---- Material supplied

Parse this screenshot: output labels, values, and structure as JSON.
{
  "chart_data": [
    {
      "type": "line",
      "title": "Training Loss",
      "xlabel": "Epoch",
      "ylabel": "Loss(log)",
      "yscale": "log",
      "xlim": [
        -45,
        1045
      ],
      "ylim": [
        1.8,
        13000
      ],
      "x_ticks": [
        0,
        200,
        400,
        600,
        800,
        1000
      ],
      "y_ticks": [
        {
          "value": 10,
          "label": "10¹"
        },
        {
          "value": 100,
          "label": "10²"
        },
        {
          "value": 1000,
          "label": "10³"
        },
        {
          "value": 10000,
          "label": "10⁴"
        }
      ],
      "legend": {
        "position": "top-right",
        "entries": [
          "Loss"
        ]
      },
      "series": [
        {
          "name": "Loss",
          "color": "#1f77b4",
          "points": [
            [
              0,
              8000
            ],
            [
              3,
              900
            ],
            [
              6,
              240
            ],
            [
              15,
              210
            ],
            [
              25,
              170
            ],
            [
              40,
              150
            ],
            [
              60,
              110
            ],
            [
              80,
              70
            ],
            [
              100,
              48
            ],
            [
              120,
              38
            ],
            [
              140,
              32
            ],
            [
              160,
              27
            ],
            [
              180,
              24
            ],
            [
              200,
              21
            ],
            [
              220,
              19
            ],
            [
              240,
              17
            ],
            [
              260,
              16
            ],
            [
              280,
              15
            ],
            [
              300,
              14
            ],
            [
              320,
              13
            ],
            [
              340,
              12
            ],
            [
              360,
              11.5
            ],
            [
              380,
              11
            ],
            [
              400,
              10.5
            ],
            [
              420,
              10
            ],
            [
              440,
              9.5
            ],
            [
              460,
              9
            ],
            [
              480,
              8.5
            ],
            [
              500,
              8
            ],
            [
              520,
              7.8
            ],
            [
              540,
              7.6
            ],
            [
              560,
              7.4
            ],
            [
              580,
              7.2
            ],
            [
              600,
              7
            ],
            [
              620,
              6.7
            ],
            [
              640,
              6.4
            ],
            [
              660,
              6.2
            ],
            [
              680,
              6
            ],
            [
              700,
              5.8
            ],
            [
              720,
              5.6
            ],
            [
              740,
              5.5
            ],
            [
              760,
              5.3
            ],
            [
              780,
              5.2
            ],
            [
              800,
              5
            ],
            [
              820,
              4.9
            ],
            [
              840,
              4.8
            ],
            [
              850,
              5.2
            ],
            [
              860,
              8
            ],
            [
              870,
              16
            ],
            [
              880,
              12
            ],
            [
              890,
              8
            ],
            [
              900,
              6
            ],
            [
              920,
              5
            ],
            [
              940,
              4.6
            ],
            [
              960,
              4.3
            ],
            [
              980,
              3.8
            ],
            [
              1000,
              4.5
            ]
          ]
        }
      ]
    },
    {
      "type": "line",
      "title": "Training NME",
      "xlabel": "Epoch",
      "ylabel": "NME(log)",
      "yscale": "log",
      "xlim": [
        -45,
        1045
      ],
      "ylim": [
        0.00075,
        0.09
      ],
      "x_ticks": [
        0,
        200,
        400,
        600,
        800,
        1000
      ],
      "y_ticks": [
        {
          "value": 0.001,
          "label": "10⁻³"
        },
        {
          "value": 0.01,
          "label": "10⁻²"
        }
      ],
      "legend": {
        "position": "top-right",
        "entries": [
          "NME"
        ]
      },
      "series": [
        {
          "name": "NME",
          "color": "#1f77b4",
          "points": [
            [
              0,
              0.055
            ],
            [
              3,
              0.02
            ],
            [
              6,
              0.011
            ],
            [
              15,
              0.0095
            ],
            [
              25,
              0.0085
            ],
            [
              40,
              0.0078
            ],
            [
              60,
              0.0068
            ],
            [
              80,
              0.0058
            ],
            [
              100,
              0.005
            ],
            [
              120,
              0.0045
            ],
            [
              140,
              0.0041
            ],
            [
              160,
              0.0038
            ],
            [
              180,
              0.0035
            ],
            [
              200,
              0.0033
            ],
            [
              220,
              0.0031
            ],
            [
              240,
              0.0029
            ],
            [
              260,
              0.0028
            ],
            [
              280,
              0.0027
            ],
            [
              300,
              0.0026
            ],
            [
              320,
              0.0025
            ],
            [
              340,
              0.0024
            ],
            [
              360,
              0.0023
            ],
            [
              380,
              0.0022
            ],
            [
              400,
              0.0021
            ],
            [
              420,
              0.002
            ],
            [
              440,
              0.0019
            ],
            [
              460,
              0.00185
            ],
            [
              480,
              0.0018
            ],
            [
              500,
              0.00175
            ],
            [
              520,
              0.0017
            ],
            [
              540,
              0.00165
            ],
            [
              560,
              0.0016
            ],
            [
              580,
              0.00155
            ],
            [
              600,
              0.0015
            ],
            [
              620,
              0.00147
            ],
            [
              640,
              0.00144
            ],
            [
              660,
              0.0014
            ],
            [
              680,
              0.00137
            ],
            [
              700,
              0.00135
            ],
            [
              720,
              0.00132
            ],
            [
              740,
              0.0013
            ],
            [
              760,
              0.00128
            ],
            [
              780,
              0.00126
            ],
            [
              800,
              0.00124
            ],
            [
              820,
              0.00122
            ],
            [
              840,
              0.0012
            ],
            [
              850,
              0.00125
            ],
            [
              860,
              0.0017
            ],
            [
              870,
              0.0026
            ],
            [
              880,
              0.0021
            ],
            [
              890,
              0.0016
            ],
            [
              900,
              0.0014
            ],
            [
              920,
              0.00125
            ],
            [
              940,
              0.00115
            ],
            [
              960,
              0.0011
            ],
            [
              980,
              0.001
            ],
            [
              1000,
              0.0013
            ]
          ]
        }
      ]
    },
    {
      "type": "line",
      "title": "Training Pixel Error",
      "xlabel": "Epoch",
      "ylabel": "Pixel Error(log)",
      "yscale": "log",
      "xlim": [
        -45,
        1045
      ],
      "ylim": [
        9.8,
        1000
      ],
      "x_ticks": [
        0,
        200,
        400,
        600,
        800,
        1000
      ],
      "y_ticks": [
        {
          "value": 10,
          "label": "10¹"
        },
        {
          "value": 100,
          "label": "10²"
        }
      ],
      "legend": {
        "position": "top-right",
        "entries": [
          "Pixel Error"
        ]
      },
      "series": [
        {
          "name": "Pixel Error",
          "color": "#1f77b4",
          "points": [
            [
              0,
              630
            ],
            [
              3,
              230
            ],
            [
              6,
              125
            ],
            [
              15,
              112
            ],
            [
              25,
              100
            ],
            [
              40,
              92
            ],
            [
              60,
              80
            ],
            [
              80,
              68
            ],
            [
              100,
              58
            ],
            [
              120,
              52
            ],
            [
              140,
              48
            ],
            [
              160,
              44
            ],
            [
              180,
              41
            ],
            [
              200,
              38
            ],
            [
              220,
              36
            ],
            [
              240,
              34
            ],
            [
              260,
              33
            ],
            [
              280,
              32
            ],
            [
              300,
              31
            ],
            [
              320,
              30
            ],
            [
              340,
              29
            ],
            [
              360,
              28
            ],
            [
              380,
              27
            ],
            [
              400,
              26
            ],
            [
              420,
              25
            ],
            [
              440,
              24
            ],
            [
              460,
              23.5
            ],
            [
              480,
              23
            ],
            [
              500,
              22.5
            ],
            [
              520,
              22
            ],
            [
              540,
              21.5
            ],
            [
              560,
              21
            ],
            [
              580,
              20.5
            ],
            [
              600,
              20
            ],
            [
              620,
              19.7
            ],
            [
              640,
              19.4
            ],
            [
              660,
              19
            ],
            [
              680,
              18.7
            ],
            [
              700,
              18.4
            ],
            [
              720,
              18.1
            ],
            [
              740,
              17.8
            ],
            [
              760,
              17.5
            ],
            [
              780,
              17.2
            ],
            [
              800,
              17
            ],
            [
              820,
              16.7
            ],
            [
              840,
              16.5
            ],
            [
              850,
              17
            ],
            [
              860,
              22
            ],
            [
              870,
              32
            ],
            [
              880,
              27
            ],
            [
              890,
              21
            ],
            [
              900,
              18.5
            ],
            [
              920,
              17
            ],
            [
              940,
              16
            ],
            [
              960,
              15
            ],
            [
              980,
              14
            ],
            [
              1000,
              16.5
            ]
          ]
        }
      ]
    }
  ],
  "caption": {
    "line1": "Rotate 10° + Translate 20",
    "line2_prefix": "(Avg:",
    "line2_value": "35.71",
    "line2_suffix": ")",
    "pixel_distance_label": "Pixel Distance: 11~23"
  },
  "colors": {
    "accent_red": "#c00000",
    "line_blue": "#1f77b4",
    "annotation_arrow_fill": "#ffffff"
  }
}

--------

● **Task brief**
Copy every line in the listing above where the string "Loss" turns up.

● **Solution to the problem**
      "title": "Training Loss",
      "ylabel": "Loss(log)",
          "Loss"
          "name": "Loss",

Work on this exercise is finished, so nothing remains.